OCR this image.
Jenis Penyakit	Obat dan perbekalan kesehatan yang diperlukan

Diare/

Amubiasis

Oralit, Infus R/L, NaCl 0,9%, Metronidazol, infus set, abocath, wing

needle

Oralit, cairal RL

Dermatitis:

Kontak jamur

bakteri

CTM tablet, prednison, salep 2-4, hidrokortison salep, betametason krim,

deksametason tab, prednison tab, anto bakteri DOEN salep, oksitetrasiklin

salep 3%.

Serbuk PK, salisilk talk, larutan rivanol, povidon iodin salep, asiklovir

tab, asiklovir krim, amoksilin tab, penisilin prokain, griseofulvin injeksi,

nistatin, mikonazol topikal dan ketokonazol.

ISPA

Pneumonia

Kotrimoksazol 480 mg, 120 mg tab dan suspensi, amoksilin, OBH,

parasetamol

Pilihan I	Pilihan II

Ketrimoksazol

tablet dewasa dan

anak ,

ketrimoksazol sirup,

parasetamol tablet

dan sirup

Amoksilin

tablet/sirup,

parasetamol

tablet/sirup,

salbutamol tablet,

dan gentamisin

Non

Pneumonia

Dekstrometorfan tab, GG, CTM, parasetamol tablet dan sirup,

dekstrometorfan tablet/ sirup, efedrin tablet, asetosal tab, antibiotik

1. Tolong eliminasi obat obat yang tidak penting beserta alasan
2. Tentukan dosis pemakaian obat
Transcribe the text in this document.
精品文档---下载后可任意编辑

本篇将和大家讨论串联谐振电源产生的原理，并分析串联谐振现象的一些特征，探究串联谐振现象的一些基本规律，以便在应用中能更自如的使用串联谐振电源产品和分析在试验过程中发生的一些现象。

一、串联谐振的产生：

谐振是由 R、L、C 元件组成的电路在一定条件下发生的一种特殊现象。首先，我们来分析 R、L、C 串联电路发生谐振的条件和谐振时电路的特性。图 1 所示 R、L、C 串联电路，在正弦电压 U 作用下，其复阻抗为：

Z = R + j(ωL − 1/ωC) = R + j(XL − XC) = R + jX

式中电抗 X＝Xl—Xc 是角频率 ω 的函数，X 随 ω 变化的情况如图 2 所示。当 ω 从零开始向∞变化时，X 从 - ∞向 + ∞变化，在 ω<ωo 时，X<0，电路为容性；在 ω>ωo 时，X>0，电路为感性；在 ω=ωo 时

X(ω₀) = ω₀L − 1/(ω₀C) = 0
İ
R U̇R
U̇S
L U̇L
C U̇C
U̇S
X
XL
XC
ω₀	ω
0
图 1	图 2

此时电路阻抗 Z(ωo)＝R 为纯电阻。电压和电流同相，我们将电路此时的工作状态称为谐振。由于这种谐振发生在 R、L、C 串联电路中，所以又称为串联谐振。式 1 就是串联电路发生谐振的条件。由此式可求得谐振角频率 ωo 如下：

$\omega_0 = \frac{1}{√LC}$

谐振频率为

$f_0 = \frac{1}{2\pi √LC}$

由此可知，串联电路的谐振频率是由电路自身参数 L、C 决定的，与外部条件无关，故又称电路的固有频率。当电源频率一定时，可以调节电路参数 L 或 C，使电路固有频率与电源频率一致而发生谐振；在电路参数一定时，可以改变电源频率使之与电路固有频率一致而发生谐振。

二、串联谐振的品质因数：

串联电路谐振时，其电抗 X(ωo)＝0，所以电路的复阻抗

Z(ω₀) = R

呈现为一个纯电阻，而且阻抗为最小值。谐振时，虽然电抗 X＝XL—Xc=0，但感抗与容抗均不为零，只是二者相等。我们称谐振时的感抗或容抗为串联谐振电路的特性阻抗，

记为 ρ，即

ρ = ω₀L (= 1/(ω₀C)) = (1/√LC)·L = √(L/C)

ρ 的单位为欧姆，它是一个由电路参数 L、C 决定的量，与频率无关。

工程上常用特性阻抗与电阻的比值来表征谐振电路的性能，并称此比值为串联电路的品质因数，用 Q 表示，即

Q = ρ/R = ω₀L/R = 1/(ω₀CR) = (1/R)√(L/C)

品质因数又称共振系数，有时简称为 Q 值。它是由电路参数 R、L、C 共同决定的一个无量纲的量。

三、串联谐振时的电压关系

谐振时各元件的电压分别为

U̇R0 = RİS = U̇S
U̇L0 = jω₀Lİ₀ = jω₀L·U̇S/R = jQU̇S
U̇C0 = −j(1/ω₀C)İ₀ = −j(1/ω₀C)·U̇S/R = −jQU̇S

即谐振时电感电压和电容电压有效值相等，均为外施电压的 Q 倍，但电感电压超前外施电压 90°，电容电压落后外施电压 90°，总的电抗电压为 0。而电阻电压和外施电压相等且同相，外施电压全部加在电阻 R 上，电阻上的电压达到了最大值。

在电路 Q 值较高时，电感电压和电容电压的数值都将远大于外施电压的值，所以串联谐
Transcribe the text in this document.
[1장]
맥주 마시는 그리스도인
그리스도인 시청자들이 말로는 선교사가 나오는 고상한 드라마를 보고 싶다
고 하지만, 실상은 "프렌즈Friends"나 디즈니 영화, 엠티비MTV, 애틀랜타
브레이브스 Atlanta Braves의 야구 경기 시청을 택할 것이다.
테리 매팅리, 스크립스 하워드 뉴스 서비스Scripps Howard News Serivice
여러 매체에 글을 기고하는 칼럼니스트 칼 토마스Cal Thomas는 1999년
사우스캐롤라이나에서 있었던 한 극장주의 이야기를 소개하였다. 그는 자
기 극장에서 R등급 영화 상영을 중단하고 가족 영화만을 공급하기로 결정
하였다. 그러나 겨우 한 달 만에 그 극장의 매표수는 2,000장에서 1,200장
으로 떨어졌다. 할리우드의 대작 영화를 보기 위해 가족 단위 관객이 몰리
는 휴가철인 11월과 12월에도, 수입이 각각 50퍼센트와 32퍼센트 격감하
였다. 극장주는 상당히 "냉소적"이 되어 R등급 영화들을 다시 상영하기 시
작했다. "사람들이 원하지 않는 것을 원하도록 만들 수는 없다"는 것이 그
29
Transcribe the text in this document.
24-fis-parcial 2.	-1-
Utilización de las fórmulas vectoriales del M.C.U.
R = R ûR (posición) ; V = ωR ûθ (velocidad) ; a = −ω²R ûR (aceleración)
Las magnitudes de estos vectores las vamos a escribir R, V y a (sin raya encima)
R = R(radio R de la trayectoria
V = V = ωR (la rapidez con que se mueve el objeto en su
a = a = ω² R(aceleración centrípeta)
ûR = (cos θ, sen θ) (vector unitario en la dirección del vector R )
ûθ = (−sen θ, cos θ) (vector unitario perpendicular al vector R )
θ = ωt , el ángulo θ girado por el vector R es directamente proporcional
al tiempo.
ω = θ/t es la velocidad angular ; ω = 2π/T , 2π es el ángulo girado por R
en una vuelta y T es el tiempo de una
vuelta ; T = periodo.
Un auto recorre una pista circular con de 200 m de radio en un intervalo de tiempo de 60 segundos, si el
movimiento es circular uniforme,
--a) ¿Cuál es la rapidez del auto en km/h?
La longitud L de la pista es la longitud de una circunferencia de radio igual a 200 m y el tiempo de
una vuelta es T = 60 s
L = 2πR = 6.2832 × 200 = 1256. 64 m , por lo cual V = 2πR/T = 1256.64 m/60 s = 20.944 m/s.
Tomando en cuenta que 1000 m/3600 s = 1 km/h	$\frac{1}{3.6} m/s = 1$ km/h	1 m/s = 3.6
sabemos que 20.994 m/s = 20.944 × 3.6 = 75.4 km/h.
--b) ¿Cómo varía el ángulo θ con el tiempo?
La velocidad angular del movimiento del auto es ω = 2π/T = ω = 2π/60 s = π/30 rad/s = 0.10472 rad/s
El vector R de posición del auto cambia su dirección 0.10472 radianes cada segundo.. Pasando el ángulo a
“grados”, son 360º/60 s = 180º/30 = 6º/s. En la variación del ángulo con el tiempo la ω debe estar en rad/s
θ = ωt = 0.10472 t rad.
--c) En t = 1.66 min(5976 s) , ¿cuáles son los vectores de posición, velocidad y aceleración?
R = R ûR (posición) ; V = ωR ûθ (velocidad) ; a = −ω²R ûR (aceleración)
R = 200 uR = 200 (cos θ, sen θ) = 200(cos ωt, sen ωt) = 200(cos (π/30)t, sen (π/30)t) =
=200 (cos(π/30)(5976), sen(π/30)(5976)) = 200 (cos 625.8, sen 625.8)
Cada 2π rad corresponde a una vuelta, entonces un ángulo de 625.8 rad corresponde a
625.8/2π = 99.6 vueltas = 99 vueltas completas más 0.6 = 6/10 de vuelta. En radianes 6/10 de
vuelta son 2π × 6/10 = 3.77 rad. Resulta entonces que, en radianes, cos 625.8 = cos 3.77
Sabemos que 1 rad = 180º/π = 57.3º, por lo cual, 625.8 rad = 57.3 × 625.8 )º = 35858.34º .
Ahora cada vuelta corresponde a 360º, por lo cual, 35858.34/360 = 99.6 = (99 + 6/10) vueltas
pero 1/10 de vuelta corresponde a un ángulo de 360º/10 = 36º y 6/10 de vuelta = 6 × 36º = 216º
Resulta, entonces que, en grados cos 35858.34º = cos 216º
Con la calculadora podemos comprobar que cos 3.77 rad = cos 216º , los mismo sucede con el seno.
--------------------
#### Task requirements:
Looking at the material above, count the lines that hold "auto" and give the total alone.

#### Right answer:
4